Texto original
Antes de la Ilustración existían claramente “los de arriba” y “los de abajo”. Muy recientemente, ello se transformó en “los de izquierda” y “los de derecha”. Está bien. Es una discriminación como otra cualquiera. Separa a unos, une a otros. Distribuye las fuerzas del contrato social como si nunca nadie hubiese leído El contrato social. Antes de la Ilustración sólo los de arriba se atrevían a atacar y derrocar a los de arriba. Ahora, definitivamente igualados, y conscientes de que el poder no es divino y eterno –y por lo tanto se trata de un bien conquistable–, la tentación continua es la de subvertir las jerarquías: quitar a unos, ponerse los que los han quitado. Qué revolucionaria es la revolución. La revolución desune y produce grandes emociones y pensamientos imperfectos en los cuales abrevar –y abrevamos en ellos hasta la muerte por esas grandes emociones y esos magníficos pensamientos imperfectos–. No es necesario, el contrato social no precisa de revoluciones para ser justo.

Ejercicios por hacer
A) Según el texto sobre la Ilustración y el contrato social, ¿por qué hoy existe la tentación continua de subvertir las jerarquías? Explícalo en una a tres oraciones.
B) En el texto sobre la Ilustración, ¿en qué se transformaron hace muy poco “los de arriba” y “los de abajo”?
C) Sigue escribiendo el texto sobre la Ilustración y el contrato social a partir de su última oración.

Registros listados
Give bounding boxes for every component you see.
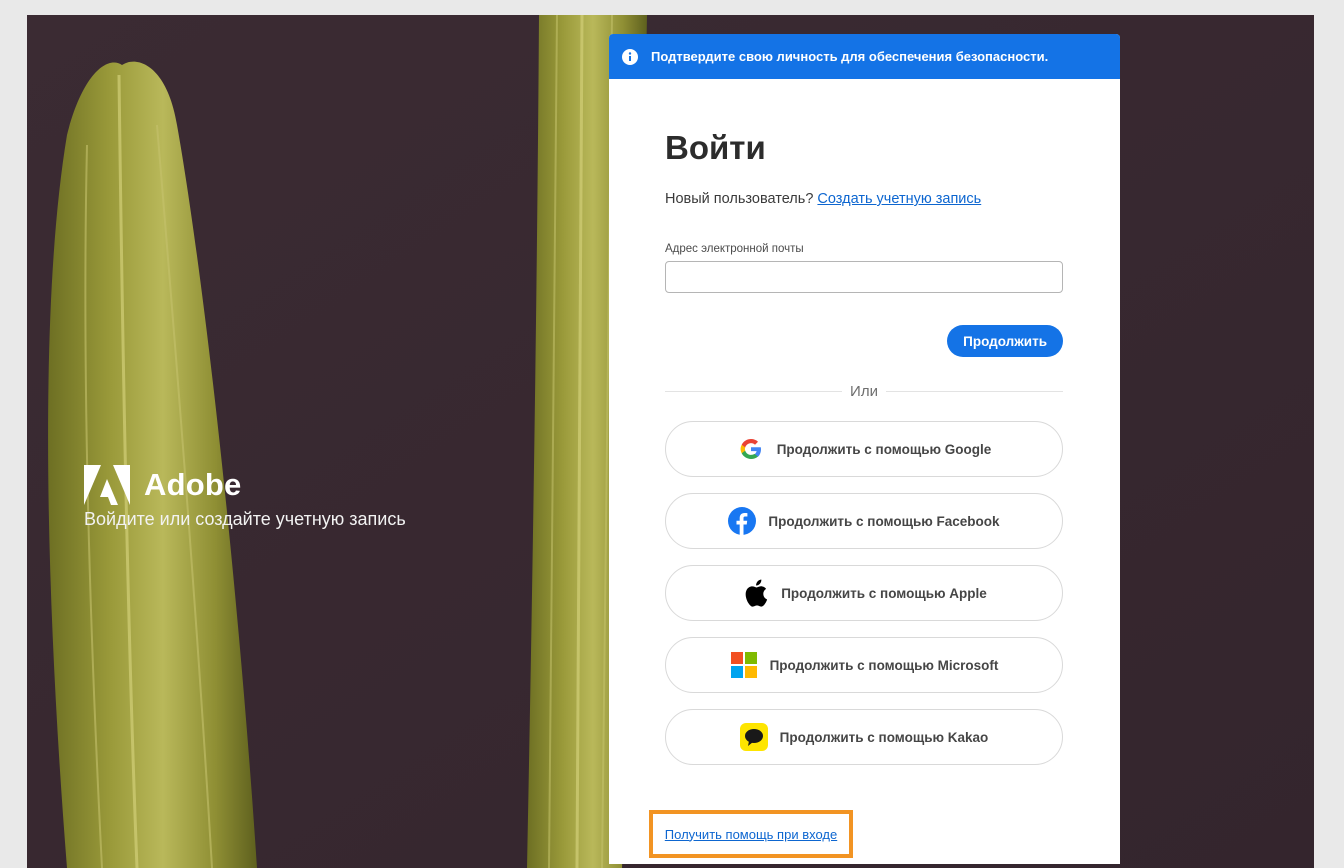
apple-signin-label: Продолжить с помощью Apple [781,585,987,601]
new-user-line: Новый пользователь? Создать учетную запи… [665,191,1064,207]
or-label: Или [850,382,878,400]
signin-card: Подтвердите свою личность для обеспечени… [609,34,1120,864]
adobe-logo-icon [84,465,130,505]
signin-help-link[interactable]: Получить помощь при входе [665,827,837,842]
microsoft-icon [730,651,758,679]
create-account-link[interactable]: Создать учетную запись [817,191,981,207]
apple-signin-button[interactable]: Продолжить с помощью Apple [665,565,1063,621]
brand-tagline: Войдите или создайте учетную запись [84,509,406,529]
security-banner: Подтвердите свою личность для обеспечени… [609,34,1120,79]
banner-text: Подтвердите свою личность для обеспечени… [651,49,1049,64]
kakao-icon [739,723,768,751]
info-icon [622,48,638,65]
help-link-highlight: Получить помощь при входе [649,810,853,858]
page-title: Войти [665,129,766,166]
google-signin-button[interactable]: Продолжить с помощью Google [665,421,1063,477]
social-signin-list: Продолжить с помощью Google Продолжить с… [665,421,1063,765]
email-field[interactable] [665,261,1063,293]
apple-icon [741,579,769,607]
or-divider: Или [665,381,1063,401]
microsoft-signin-label: Продолжить с помощью Microsoft [769,657,999,673]
microsoft-signin-button[interactable]: Продолжить с помощью Microsoft [665,637,1063,693]
facebook-signin-button[interactable]: Продолжить с помощью Facebook [665,493,1063,549]
kakao-signin-label: Продолжить с помощью Kakao [779,729,989,745]
facebook-signin-label: Продолжить с помощью Facebook [768,513,1000,529]
kakao-signin-button[interactable]: Продолжить с помощью Kakao [665,709,1063,765]
continue-button[interactable]: Продолжить [947,325,1063,357]
new-user-text: Новый пользователь? [665,191,814,207]
brand-block: Adobe Войдите или создайте учетную запис… [84,465,406,530]
brand-name: Adobe [144,467,242,502]
google-icon [737,435,765,463]
facebook-icon [728,507,757,535]
google-signin-label: Продолжить с помощью Google [776,441,992,457]
email-label: Адрес электронной почты [665,243,804,255]
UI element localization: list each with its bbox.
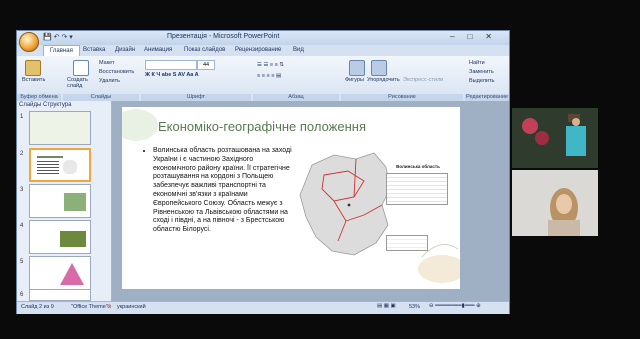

Respuestas esperadas
A) Porque ahora las personas están igualadas y saben que el poder no es divino ni eterno. Por eso lo ven como un bien que se puede conquistar, y la tentación es quitar a los que mandan y ponerse en su lugar.

B) En “los de izquierda” y “los de derecha”.

C)
La cúpula de quinientas toneladas de un telescopio moderno puede moverse con un solo dedo, una persona se apoya simplemente en el lugar adecuado y las quinientas toneladas entran en movimiento. Un solo dedo mueve las quinientas toneladas. Esa es su justeza (su justicia). Fuera de la vista, en la base, se ha dispuesto una lámina de aceite que lo permite. Se diría que hay personas que creen que los grandes cambios sociales se producen gracias a la acción de su dedo, mientras que desconocen que existe una pequeña película de aceite que permite el movimiento y un magnífico dispositivo que propicia que el movimiento se realice en perfecto equilibrio, llevando el telescopio, no a donde le gustaría al dedo (arbitraria, ideológicamente), sino al sitio que le corresponde tras la acción y el concurso de todas las fuerzas.
“¡Esto hay que llevarlo a la izquierda!”, dicen, y empujan con el dedo en esa dirección, mientras el telescopio gira a la derecha y, si el dedo se excede en su presión, todo acaba, una vez completada la vuelta, allí donde hubiese acabado en caso de haber dicho lo contrario: “¡Esto hay que llevarlo a la derecha!”. Y sí, efectivamente, ¿qué sucede con los que dicen “¡esto hay que llevarlo a la derecha!”? ¡Lo mismo! Ambos caminos políticos, si se continúan hasta donde le gustaría a los entrañables vampiros que somos, conducen al pasado.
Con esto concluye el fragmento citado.